Passage shown START
The Psalmist speaks so profoundly in this regard when he speaks of the love of
God. Certainly there is sin and transgression, but he says, as the heavens are high
above the earth, so great is God's love for those who fear him, and as far as the
east is from the west, so far has God removed our transgressions from us. And
then he goes on in what I think is just so profound: "For God knows our frame;
God remembers we are dust." And, of course, it is a reference to the Creation
story where the Creator in the midst of a garden of delight, Eden, a garden of
blessing, forms the human being out of the mud, the stuff, the earth, and then
breathes in the breath of life so that that mud becomes a living being or a living
soul. What the Jewish people have known and maintained in terms of balance so
much better than we in the Christian Church is that the whole human being is
made up of that physicality and spirituality, and that both must be honored and
allowed to come to expression.
What happened in the New Testament, and you can take a line from Paul to
Augustine to John Calvin, and you have a terrible distortion of the human being.
Paul hinting at original sin. It was Augustine who formulated the doctrine of
original sin, and of course, it was trumped by Calvin, as well, in the Reformation
period. But, to take the Creation story which in its Jewish format is a story about
the Creator creating a creature who has physicality and spirituality, who is put to
a test, who fails the test, but who is tested again and fails again and tested again
and fails again. There are about four falls in those early chapters of Genesis.
Passage shown END
Recorded data START
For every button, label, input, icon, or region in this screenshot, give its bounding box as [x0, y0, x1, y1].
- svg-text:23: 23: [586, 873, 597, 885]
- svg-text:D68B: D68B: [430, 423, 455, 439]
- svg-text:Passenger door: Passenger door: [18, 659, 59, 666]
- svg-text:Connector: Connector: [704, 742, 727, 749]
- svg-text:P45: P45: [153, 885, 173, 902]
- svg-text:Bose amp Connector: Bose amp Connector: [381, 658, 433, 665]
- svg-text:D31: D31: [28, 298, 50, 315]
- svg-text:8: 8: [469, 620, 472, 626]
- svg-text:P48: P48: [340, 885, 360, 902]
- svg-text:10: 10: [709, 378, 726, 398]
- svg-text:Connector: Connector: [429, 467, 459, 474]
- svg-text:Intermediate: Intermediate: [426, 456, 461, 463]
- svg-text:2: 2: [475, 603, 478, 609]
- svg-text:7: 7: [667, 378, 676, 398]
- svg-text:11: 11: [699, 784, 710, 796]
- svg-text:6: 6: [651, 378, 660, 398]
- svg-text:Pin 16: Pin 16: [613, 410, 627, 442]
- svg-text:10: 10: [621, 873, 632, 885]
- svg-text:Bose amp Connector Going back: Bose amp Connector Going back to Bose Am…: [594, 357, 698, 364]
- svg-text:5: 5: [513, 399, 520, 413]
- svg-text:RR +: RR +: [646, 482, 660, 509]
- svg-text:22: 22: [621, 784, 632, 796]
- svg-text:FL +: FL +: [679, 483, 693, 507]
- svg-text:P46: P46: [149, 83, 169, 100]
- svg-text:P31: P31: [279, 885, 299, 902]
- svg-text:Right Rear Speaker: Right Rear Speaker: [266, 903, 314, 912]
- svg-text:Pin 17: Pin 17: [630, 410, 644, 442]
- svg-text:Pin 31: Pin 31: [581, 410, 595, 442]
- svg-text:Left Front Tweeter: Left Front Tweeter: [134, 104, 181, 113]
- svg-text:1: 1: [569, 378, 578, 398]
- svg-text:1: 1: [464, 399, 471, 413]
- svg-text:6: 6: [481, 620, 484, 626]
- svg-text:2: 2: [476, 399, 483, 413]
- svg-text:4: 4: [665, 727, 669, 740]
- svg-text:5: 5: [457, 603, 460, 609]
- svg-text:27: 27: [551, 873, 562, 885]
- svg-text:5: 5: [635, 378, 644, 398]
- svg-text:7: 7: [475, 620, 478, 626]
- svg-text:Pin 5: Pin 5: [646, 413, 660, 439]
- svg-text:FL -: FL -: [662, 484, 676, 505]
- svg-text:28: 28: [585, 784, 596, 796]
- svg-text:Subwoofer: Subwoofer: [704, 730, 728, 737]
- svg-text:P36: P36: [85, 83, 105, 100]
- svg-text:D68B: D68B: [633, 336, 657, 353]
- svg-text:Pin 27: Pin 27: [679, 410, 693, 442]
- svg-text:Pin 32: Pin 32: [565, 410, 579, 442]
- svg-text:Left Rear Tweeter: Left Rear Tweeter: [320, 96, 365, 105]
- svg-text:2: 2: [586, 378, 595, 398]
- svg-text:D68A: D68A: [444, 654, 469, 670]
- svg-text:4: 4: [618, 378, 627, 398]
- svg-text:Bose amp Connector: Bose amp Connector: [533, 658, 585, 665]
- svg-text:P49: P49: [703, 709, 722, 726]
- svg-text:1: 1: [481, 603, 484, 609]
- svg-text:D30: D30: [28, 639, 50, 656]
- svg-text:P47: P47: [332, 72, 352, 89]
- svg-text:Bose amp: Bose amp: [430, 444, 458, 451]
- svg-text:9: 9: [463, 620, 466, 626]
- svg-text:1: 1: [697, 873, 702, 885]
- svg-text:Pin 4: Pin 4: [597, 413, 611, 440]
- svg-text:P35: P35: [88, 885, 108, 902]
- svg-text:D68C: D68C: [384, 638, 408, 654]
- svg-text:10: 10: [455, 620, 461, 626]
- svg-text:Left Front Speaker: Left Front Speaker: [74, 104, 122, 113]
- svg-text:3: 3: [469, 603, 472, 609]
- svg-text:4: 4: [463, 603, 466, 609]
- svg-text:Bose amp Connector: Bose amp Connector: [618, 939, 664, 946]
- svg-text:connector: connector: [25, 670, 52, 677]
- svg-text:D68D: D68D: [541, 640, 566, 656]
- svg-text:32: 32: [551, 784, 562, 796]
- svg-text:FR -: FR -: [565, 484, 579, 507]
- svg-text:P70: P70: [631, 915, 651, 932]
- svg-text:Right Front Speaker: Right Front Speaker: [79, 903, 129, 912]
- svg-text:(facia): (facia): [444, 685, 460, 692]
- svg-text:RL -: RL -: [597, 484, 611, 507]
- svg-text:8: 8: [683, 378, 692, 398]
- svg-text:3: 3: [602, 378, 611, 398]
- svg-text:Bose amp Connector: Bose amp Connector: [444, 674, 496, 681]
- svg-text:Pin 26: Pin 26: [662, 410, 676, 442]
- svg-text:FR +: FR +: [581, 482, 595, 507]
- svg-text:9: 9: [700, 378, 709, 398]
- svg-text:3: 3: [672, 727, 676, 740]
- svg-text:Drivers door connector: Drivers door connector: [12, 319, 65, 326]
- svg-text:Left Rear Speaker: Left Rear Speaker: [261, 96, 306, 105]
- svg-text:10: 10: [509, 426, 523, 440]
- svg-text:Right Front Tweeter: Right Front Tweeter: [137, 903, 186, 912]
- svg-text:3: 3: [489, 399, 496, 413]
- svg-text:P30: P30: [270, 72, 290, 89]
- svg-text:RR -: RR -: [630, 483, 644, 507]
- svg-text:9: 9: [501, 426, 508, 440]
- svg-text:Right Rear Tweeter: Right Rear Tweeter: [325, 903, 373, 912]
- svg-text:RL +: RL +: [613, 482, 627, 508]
Recorded data END
Exercises to complete:
1) Using the passage on human nature, explain in one to three sentences why the line "God remembers we are dust" connects to the Creation story.
2) Please continue the passage on human nature with a few sentences that follow on from its last line.
This material comes from a separate source.

Written responses:
1) The line is a reference to the Creation story, where the Creator, in the garden of Eden, forms the human being out of mud, the stuff of the earth. The Creator then breathes in the breath of life, so that the mud becomes a living being or a living soul.

2)
There is not a "Fall," as though there was an original couple that ate an ancient
apple that marked forever the rest of the human race. To do that to the story is to
miss the story and all of its profundity. But, that's what happened in the Christian
Church so that, to be human became synonymous with being sinner, and so to be
human was not something to be trumpeted, but rather almost something to be
ashamed of, something that needed to be screwed down and restricted and
repressed and, consequently, many of us have lived with a bad conscience about
that shadow side, to use Jung's term, and have lived with the denial of much of
our humanity that is simply a part of being a human being with physicality and
spirituality.
Mardi Gras at its best was the attempt to allow people to kick over the traces and
have a ball, to be just a little bit naughty, if you will, but to enjoy themselves fully,
fully cognizant of the fact that they were entering into a period when they were
called to more sober reflection and the pursuit of spirituality. If we would honor
the image of God within us, if we would allow humanity in its wholesomeness and
healthy fullness to come to expression, then we'd have to recognize that rhythm
from feast to fast, from party and celebration to serious intention and disciplined
spiritual experience, and to do this is to allow the fully human to come to
expression.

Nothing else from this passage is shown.